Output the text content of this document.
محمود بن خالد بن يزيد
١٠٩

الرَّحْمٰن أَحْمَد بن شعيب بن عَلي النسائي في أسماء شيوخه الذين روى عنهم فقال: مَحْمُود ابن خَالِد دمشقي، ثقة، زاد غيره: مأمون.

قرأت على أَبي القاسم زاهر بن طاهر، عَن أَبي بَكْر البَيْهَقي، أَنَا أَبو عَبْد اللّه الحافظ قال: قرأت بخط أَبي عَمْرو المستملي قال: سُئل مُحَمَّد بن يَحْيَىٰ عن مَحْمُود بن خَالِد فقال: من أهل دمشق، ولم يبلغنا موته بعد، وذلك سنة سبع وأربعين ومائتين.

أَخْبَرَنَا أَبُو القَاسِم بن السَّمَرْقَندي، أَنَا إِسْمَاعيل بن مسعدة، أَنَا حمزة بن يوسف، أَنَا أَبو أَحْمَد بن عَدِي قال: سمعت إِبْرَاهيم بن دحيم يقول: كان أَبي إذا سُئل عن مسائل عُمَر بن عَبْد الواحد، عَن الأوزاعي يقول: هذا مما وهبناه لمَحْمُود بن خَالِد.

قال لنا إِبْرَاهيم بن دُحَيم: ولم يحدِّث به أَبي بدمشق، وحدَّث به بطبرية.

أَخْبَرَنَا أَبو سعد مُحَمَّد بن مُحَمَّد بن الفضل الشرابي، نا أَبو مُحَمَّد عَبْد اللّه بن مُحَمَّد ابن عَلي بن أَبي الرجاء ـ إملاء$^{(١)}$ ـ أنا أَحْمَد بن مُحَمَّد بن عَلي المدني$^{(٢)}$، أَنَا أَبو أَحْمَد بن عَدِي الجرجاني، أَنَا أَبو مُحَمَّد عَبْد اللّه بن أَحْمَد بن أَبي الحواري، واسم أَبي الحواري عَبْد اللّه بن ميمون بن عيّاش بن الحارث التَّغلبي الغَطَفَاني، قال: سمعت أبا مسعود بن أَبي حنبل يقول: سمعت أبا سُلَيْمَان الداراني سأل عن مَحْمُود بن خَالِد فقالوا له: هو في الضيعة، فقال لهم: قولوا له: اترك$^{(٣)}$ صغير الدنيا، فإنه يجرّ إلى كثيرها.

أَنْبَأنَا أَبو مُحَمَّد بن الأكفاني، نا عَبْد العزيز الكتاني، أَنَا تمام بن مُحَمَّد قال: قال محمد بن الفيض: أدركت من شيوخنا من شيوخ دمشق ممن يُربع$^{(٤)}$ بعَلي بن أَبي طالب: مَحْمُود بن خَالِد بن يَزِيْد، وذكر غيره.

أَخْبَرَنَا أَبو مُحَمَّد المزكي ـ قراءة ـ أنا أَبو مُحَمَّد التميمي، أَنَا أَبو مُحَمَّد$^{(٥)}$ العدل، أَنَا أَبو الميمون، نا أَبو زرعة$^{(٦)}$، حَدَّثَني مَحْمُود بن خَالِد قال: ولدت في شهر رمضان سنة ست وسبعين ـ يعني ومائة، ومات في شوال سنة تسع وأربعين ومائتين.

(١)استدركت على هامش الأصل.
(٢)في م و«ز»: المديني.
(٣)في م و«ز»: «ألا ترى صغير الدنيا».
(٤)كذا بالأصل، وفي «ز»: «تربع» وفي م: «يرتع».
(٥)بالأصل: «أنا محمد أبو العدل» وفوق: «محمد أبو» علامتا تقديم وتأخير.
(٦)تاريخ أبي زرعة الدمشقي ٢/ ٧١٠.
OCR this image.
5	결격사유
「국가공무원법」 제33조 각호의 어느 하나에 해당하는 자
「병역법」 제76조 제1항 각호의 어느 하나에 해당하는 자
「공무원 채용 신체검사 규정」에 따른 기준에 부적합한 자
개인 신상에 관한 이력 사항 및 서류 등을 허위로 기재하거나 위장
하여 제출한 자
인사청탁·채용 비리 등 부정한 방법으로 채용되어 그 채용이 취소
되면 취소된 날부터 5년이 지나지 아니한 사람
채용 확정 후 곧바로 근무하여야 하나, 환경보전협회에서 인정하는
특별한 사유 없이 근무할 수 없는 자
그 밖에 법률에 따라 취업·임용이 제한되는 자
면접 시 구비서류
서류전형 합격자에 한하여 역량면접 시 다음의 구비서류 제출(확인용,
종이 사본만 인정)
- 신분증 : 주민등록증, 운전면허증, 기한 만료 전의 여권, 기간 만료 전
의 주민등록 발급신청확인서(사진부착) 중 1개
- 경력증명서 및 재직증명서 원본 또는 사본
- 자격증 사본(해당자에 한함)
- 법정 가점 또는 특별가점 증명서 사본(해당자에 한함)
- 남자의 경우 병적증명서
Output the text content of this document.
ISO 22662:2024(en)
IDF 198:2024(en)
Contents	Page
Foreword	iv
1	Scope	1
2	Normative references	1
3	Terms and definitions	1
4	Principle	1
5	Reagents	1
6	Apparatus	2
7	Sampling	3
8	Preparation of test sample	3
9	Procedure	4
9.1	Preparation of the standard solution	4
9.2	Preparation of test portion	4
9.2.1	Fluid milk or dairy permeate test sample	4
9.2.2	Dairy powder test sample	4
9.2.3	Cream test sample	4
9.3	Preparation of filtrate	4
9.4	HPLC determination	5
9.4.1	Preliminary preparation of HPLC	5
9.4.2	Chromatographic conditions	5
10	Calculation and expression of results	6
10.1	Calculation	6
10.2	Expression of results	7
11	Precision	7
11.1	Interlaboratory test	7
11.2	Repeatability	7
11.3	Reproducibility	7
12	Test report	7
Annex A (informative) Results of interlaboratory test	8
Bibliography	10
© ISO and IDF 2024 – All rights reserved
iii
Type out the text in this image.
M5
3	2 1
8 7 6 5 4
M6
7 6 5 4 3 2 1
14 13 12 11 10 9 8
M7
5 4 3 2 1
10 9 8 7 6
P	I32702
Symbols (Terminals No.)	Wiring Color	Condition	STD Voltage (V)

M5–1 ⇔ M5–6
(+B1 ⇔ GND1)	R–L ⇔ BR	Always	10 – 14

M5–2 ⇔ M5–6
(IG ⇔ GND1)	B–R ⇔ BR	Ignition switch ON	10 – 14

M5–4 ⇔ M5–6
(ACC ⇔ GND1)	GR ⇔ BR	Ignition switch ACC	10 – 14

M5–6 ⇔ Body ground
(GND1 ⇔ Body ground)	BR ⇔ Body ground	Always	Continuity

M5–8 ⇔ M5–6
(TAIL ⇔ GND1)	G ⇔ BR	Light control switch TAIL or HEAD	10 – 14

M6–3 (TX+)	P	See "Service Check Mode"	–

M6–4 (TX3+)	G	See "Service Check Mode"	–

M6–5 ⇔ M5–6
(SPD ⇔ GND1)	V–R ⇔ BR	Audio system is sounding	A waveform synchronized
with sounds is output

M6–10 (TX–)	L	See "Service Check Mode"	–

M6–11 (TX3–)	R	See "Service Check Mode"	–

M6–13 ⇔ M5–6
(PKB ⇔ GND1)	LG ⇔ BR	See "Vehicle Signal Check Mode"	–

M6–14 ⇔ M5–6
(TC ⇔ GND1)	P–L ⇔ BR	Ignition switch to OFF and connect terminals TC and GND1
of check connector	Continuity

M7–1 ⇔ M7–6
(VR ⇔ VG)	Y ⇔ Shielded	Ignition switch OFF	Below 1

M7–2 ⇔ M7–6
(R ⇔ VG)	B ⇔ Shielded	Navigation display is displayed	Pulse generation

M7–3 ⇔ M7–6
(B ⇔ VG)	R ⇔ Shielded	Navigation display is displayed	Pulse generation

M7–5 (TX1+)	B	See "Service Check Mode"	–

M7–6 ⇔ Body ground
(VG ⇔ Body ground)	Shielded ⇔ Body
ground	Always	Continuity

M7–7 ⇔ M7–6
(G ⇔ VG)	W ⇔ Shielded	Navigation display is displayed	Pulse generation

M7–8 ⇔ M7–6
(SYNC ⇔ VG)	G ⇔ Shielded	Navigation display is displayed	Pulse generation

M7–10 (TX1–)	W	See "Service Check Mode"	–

Exercise instructions → Copy each line above where the string "해당하는" occurs.

Answer to this exercise →
「국가공무원법」 제33조 각호의 어느 하나에 해당하는 자
「병역법」 제76조 제1항 각호의 어느 하나에 해당하는 자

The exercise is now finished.